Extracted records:
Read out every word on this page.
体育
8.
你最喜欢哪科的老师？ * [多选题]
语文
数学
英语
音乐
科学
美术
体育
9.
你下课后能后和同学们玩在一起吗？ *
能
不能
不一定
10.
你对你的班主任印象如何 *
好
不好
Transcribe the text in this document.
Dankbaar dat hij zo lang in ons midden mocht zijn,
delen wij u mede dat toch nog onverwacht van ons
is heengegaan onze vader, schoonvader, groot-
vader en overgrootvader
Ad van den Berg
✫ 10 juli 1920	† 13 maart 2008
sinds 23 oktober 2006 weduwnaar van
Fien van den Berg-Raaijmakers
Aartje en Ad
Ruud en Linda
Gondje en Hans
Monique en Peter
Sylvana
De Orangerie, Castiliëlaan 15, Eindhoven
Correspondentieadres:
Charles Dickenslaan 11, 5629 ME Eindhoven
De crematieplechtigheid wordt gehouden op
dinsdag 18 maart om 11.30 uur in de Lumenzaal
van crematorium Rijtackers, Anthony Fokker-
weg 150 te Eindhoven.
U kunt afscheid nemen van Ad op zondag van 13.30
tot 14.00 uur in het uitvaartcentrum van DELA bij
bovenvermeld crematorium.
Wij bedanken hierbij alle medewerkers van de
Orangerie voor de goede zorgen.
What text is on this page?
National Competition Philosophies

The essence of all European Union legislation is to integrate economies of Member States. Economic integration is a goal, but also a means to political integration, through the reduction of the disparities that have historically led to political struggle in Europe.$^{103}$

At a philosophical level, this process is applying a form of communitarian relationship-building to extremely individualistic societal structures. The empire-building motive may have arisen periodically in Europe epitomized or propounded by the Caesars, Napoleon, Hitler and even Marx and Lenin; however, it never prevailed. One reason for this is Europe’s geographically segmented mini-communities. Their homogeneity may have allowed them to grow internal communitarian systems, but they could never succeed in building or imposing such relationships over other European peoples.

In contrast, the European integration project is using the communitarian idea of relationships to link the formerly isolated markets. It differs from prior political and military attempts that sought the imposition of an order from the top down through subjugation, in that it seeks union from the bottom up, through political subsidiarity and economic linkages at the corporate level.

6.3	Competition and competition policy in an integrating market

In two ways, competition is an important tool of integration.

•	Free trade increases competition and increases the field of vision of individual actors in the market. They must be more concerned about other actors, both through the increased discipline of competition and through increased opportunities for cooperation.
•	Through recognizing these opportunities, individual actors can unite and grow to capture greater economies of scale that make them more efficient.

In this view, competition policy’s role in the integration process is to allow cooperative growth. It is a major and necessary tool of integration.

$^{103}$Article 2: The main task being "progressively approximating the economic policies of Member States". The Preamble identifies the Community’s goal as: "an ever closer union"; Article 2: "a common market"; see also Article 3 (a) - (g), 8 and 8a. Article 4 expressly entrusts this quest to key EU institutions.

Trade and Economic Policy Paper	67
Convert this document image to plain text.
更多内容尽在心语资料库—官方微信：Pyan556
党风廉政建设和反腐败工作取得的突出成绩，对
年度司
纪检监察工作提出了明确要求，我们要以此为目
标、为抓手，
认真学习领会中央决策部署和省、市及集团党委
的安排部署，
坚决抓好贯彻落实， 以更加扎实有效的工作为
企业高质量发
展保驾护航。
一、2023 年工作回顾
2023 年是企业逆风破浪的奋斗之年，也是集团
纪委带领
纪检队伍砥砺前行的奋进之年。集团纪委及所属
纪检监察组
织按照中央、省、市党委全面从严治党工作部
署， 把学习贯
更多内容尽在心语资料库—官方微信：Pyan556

Requirement ▸ Repeat, word for word, every line from the line that contains "Convert this document image to plain text." to the end of the entries; include both of those lines and no others.

Full answer ▸
Convert this document image to plain text.
更多内容尽在心语资料库—官方微信：Pyan556
党风廉政建设和反腐败工作取得的突出成绩，对
年度司
纪检监察工作提出了明确要求，我们要以此为目
标、为抓手，
认真学习领会中央决策部署和省、市及集团党委
的安排部署，
坚决抓好贯彻落实， 以更加扎实有效的工作为
企业高质量发
展保驾护航。
一、2023 年工作回顾
2023 年是企业逆风破浪的奋斗之年，也是集团
纪委带领
纪检队伍砥砺前行的奋进之年。集团纪委及所属
纪检监察组
织按照中央、省、市党委全面从严治党工作部
署， 把学习贯
更多内容尽在心语资料库—官方微信：Pyan556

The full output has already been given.